■ Written problem: Repeat the material in full. Keep every line exactly as it is.
____________
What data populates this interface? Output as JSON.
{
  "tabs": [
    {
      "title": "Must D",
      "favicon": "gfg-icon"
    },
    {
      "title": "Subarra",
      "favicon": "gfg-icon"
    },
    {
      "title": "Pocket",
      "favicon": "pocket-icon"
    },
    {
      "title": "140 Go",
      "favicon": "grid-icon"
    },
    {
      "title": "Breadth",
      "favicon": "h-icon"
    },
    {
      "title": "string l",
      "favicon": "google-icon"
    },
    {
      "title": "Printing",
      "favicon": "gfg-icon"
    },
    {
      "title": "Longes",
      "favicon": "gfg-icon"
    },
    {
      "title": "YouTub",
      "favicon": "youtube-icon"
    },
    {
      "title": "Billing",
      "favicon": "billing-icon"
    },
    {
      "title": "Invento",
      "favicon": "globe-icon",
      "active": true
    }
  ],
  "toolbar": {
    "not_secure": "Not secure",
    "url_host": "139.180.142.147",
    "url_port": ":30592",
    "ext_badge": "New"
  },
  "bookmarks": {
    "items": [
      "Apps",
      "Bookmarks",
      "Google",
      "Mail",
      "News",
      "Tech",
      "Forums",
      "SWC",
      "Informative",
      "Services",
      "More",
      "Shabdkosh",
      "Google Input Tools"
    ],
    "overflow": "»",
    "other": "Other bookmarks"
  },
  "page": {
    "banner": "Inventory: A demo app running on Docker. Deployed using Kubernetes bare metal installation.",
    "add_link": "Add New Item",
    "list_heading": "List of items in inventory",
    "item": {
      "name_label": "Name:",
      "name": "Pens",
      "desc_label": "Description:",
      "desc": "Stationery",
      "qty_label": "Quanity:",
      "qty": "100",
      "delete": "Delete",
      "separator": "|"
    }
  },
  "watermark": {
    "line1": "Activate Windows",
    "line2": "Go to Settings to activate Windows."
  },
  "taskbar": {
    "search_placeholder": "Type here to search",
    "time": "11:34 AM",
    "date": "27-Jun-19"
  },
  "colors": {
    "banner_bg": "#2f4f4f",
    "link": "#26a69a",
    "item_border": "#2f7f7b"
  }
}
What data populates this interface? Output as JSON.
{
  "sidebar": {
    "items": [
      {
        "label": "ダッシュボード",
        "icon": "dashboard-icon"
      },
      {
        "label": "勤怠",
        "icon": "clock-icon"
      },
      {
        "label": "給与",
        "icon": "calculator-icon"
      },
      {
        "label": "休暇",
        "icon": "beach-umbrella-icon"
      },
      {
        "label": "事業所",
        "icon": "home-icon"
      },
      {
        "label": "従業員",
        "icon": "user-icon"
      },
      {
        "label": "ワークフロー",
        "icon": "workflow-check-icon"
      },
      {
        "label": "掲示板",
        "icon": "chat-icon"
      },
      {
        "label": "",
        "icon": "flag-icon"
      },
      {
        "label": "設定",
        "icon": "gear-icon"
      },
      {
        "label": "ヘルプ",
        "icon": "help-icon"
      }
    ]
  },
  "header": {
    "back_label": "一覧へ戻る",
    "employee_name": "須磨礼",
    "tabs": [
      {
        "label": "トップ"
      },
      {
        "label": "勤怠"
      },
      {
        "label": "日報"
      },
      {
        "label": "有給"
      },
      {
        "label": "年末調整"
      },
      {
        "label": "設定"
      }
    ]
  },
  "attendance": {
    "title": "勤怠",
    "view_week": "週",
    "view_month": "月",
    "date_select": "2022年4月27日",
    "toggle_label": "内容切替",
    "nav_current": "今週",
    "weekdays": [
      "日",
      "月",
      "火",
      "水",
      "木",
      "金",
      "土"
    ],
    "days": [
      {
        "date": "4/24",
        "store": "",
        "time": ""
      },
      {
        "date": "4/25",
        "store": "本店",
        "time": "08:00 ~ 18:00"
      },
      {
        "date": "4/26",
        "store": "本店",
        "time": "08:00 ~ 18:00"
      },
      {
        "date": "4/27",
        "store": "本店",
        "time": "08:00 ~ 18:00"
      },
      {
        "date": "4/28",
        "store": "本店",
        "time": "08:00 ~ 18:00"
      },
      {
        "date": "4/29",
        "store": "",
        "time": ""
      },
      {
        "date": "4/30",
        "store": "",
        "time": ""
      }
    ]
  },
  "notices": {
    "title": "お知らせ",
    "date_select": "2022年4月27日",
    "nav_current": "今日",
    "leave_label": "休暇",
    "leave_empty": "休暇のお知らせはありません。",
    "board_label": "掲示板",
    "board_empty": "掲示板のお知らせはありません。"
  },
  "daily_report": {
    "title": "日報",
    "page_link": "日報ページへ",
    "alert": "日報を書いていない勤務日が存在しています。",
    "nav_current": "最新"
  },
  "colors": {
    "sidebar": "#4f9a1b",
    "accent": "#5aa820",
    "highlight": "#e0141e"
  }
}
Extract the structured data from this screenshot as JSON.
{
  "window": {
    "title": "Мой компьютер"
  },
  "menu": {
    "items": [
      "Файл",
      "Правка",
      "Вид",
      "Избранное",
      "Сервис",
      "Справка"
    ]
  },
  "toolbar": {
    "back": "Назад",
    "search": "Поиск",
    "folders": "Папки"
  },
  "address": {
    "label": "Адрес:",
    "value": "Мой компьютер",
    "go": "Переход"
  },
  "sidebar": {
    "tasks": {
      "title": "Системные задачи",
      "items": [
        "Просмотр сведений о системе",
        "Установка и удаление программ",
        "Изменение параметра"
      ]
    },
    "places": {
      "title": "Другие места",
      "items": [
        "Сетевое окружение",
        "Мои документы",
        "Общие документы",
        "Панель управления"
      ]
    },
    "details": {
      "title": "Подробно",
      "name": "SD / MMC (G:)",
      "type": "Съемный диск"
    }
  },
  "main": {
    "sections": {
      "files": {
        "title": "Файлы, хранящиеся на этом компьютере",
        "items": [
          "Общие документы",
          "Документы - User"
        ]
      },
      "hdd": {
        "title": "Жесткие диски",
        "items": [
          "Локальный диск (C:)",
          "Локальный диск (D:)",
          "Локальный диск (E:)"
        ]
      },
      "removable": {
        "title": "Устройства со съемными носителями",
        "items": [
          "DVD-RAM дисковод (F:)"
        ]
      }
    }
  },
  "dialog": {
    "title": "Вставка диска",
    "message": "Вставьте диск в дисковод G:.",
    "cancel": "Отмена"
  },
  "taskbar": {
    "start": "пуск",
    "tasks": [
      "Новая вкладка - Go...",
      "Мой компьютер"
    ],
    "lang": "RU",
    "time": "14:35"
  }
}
____________
■ Correct answer:
What data populates this interface? Output as JSON.
{
  "tabs": [
    {
      "title": "Must D",
      "favicon": "gfg-icon"
    },
    {
      "title": "Subarra",
      "favicon": "gfg-icon"
    },
    {
      "title": "Pocket",
      "favicon": "pocket-icon"
    },
    {
      "title": "140 Go",
      "favicon": "grid-icon"
    },
    {
      "title": "Breadth",
      "favicon": "h-icon"
    },
    {
      "title": "string l",
      "favicon": "google-icon"
    },
    {
      "title": "Printing",
      "favicon": "gfg-icon"
    },
    {
      "title": "Longes",
      "favicon": "gfg-icon"
    },
    {
      "title": "YouTub",
      "favicon": "youtube-icon"
    },
    {
      "title": "Billing",
      "favicon": "billing-icon"
    },
    {
      "title": "Invento",
      "favicon": "globe-icon",
      "active": true
    }
  ],
  "toolbar": {
    "not_secure": "Not secure",
    "url_host": "139.180.142.147",
    "url_port": ":30592",
    "ext_badge": "New"
  },
  "bookmarks": {
    "items": [
      "Apps",
      "Bookmarks",
      "Google",
      "Mail",
      "News",
      "Tech",
      "Forums",
      "SWC",
      "Informative",
      "Services",
      "More",
      "Shabdkosh",
      "Google Input Tools"
    ],
    "overflow": "»",
    "other": "Other bookmarks"
  },
  "page": {
    "banner": "Inventory: A demo app running on Docker. Deployed using Kubernetes bare metal installation.",
    "add_link": "Add New Item",
    "list_heading": "List of items in inventory",
    "item": {
      "name_label": "Name:",
      "name": "Pens",
      "desc_label": "Description:",
      "desc": "Stationery",
      "qty_label": "Quanity:",
      "qty": "100",
      "delete": "Delete",
      "separator": "|"
    }
  },
  "watermark": {
    "line1": "Activate Windows",
    "line2": "Go to Settings to activate Windows."
  },
  "taskbar": {
    "search_placeholder": "Type here to search",
    "time": "11:34 AM",
    "date": "27-Jun-19"
  },
  "colors": {
    "banner_bg": "#2f4f4f",
    "link": "#26a69a",
    "item_border": "#2f7f7b"
  }
}
What data populates this interface? Output as JSON.
{
  "sidebar": {
    "items": [
      {
        "label": "ダッシュボード",
        "icon": "dashboard-icon"
      },
      {
        "label": "勤怠",
        "icon": "clock-icon"
      },
      {
        "label": "給与",
        "icon": "calculator-icon"
      },
      {
        "label": "休暇",
        "icon": "beach-umbrella-icon"
      },
      {
        "label": "事業所",
        "icon": "home-icon"
      },
      {
        "label": "従業員",
        "icon": "user-icon"
      },
      {
        "label": "ワークフロー",
        "icon": "workflow-check-icon"
      },
      {
        "label": "掲示板",
        "icon": "chat-icon"
      },
      {
        "label": "",
        "icon": "flag-icon"
      },
      {
        "label": "設定",
        "icon": "gear-icon"
      },
      {
        "label": "ヘルプ",
        "icon": "help-icon"
      }
    ]
  },
  "header": {
    "back_label": "一覧へ戻る",
    "employee_name": "須磨礼",
    "tabs": [
      {
        "label": "トップ"
      },
      {
        "label": "勤怠"
      },
      {
        "label": "日報"
      },
      {
        "label": "有給"
      },
      {
        "label": "年末調整"
      },
      {
        "label": "設定"
      }
    ]
  },
  "attendance": {
    "title": "勤怠",
    "view_week": "週",
    "view_month": "月",
    "date_select": "2022年4月27日",
    "toggle_label": "内容切替",
    "nav_current": "今週",
    "weekdays": [
      "日",
      "月",
      "火",
      "水",
      "木",
      "金",
      "土"
    ],
    "days": [
      {
        "date": "4/24",
        "store": "",
        "time": ""
      },
      {
        "date": "4/25",
        "store": "本店",
        "time": "08:00 ~ 18:00"
      },
      {
        "date": "4/26",
        "store": "本店",
        "time": "08:00 ~ 18:00"
      },
      {
        "date": "4/27",
        "store": "本店",
        "time": "08:00 ~ 18:00"
      },
      {
        "date": "4/28",
        "store": "本店",
        "time": "08:00 ~ 18:00"
      },
      {
        "date": "4/29",
        "store": "",
        "time": ""
      },
      {
        "date": "4/30",
        "store": "",
        "time": ""
      }
    ]
  },
  "notices": {
    "title": "お知らせ",
    "date_select": "2022年4月27日",
    "nav_current": "今日",
    "leave_label": "休暇",
    "leave_empty": "休暇のお知らせはありません。",
    "board_label": "掲示板",
    "board_empty": "掲示板のお知らせはありません。"
  },
  "daily_report": {
    "title": "日報",
    "page_link": "日報ページへ",
    "alert": "日報を書いていない勤務日が存在しています。",
    "nav_current": "最新"
  },
  "colors": {
    "sidebar": "#4f9a1b",
    "accent": "#5aa820",
    "highlight": "#e0141e"
  }
}
Extract the structured data from this screenshot as JSON.
{
  "window": {
    "title": "Мой компьютер"
  },
  "menu": {
    "items": [
      "Файл",
      "Правка",
      "Вид",
      "Избранное",
      "Сервис",
      "Справка"
    ]
  },
  "toolbar": {
    "back": "Назад",
    "search": "Поиск",
    "folders": "Папки"
  },
  "address": {
    "label": "Адрес:",
    "value": "Мой компьютер",
    "go": "Переход"
  },
  "sidebar": {
    "tasks": {
      "title": "Системные задачи",
      "items": [
        "Просмотр сведений о системе",
        "Установка и удаление программ",
        "Изменение параметра"
      ]
    },
    "places": {
      "title": "Другие места",
      "items": [
        "Сетевое окружение",
        "Мои документы",
        "Общие документы",
        "Панель управления"
      ]
    },
    "details": {
      "title": "Подробно",
      "name": "SD / MMC (G:)",
      "type": "Съемный диск"
    }
  },
  "main": {
    "sections": {
      "files": {
        "title": "Файлы, хранящиеся на этом компьютере",
        "items": [
          "Общие документы",
          "Документы - User"
        ]
      },
      "hdd": {
        "title": "Жесткие диски",
        "items": [
          "Локальный диск (C:)",
          "Локальный диск (D:)",
          "Локальный диск (E:)"
        ]
      },
      "removable": {
        "title": "Устройства со съемными носителями",
        "items": [
          "DVD-RAM дисковод (F:)"
        ]
      }
    }
  },
  "dialog": {
    "title": "Вставка диска",
    "message": "Вставьте диск в дисковод G:.",
    "cancel": "Отмена"
  },
  "taskbar": {
    "start": "пуск",
    "tasks": [
      "Новая вкладка - Go...",
      "Мой компьютер"
    ],
    "lang": "RU",
    "time": "14:35"
  }
}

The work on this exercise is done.